━━ Material provided ━━
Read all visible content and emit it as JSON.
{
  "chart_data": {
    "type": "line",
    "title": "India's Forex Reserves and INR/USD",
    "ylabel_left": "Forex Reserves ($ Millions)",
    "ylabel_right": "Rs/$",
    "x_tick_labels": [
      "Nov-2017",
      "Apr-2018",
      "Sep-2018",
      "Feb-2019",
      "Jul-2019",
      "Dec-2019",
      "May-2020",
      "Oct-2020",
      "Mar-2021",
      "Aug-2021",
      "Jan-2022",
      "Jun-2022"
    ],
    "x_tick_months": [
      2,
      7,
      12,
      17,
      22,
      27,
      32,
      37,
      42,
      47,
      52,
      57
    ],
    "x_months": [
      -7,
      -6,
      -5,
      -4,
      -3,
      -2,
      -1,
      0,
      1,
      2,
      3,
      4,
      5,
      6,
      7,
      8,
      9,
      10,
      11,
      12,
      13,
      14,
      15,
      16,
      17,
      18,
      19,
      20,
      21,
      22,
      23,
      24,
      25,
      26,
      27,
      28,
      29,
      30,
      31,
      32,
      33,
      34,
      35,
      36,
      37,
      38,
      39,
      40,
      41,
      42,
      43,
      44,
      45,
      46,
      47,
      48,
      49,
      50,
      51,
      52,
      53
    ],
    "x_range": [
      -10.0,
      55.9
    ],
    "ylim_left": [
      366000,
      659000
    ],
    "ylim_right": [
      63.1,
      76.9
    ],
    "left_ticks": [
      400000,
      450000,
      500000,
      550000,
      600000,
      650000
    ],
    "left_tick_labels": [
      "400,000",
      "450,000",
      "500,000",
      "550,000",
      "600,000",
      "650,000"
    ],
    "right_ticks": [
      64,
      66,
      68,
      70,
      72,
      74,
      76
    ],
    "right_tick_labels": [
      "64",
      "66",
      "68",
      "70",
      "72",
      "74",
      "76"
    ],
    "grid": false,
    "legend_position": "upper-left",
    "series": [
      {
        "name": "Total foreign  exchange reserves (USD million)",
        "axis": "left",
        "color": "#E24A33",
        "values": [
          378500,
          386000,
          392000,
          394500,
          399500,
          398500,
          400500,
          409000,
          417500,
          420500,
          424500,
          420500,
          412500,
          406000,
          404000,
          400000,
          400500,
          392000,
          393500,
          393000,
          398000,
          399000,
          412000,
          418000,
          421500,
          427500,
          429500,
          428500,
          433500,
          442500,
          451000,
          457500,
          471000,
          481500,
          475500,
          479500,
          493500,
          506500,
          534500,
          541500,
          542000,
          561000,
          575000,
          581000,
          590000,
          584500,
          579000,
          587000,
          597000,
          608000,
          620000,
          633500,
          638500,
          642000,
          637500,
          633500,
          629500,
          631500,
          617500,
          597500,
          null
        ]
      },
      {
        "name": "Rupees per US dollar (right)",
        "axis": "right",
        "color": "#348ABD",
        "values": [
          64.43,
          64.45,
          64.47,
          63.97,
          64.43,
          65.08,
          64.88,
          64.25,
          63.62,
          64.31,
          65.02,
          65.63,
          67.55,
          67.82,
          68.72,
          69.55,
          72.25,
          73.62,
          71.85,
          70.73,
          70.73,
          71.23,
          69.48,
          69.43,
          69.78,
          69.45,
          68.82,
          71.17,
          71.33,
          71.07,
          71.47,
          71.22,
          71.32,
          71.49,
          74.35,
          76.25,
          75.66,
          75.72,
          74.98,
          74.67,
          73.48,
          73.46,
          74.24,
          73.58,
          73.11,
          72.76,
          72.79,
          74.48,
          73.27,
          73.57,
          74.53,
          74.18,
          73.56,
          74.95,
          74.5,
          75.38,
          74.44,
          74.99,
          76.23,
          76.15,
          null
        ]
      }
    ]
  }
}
━━━
▶ _Directions_:
Repeat every line of the records above exactly.

▶ _Response to this exercise_:
Read all visible content and emit it as JSON.
{
  "chart_data": {
    "type": "line",
    "title": "India's Forex Reserves and INR/USD",
    "ylabel_left": "Forex Reserves ($ Millions)",
    "ylabel_right": "Rs/$",
    "x_tick_labels": [
      "Nov-2017",
      "Apr-2018",
      "Sep-2018",
      "Feb-2019",
      "Jul-2019",
      "Dec-2019",
      "May-2020",
      "Oct-2020",
      "Mar-2021",
      "Aug-2021",
      "Jan-2022",
      "Jun-2022"
    ],
    "x_tick_months": [
      2,
      7,
      12,
      17,
      22,
      27,
      32,
      37,
      42,
      47,
      52,
      57
    ],
    "x_months": [
      -7,
      -6,
      -5,
      -4,
      -3,
      -2,
      -1,
      0,
      1,
      2,
      3,
      4,
      5,
      6,
      7,
      8,
      9,
      10,
      11,
      12,
      13,
      14,
      15,
      16,
      17,
      18,
      19,
      20,
      21,
      22,
      23,
      24,
      25,
      26,
      27,
      28,
      29,
      30,
      31,
      32,
      33,
      34,
      35,
      36,
      37,
      38,
      39,
      40,
      41,
      42,
      43,
      44,
      45,
      46,
      47,
      48,
      49,
      50,
      51,
      52,
      53
    ],
    "x_range": [
      -10.0,
      55.9
    ],
    "ylim_left": [
      366000,
      659000
    ],
    "ylim_right": [
      63.1,
      76.9
    ],
    "left_ticks": [
      400000,
      450000,
      500000,
      550000,
      600000,
      650000
    ],
    "left_tick_labels": [
      "400,000",
      "450,000",
      "500,000",
      "550,000",
      "600,000",
      "650,000"
    ],
    "right_ticks": [
      64,
      66,
      68,
      70,
      72,
      74,
      76
    ],
    "right_tick_labels": [
      "64",
      "66",
      "68",
      "70",
      "72",
      "74",
      "76"
    ],
    "grid": false,
    "legend_position": "upper-left",
    "series": [
      {
        "name": "Total foreign  exchange reserves (USD million)",
        "axis": "left",
        "color": "#E24A33",
        "values": [
          378500,
          386000,
          392000,
          394500,
          399500,
          398500,
          400500,
          409000,
          417500,
          420500,
          424500,
          420500,
          412500,
          406000,
          404000,
          400000,
          400500,
          392000,
          393500,
          393000,
          398000,
          399000,
          412000,
          418000,
          421500,
          427500,
          429500,
          428500,
          433500,
          442500,
          451000,
          457500,
          471000,
          481500,
          475500,
          479500,
          493500,
          506500,
          534500,
          541500,
          542000,
          561000,
          575000,
          581000,
          590000,
          584500,
          579000,
          587000,
          597000,
          608000,
          620000,
          633500,
          638500,
          642000,
          637500,
          633500,
          629500,
          631500,
          617500,
          597500,
          null
        ]
      },
      {
        "name": "Rupees per US dollar (right)",
        "axis": "right",
        "color": "#348ABD",
        "values": [
          64.43,
          64.45,
          64.47,
          63.97,
          64.43,
          65.08,
          64.88,
          64.25,
          63.62,
          64.31,
          65.02,
          65.63,
          67.55,
          67.82,
          68.72,
          69.55,
          72.25,
          73.62,
          71.85,
          70.73,
          70.73,
          71.23,
          69.48,
          69.43,
          69.78,
          69.45,
          68.82,
          71.17,
          71.33,
          71.07,
          71.47,
          71.22,
          71.32,
          71.49,
          74.35,
          76.25,
          75.66,
          75.72,
          74.98,
          74.67,
          73.48,
          73.46,
          74.24,
          73.58,
          73.11,
          72.76,
          72.79,
          74.48,
          73.27,
          73.57,
          74.53,
          74.18,
          73.56,
          74.95,
          74.5,
          75.38,
          74.44,
          74.99,
          76.23,
          76.15,
          null
        ]
      }
    ]
  }
}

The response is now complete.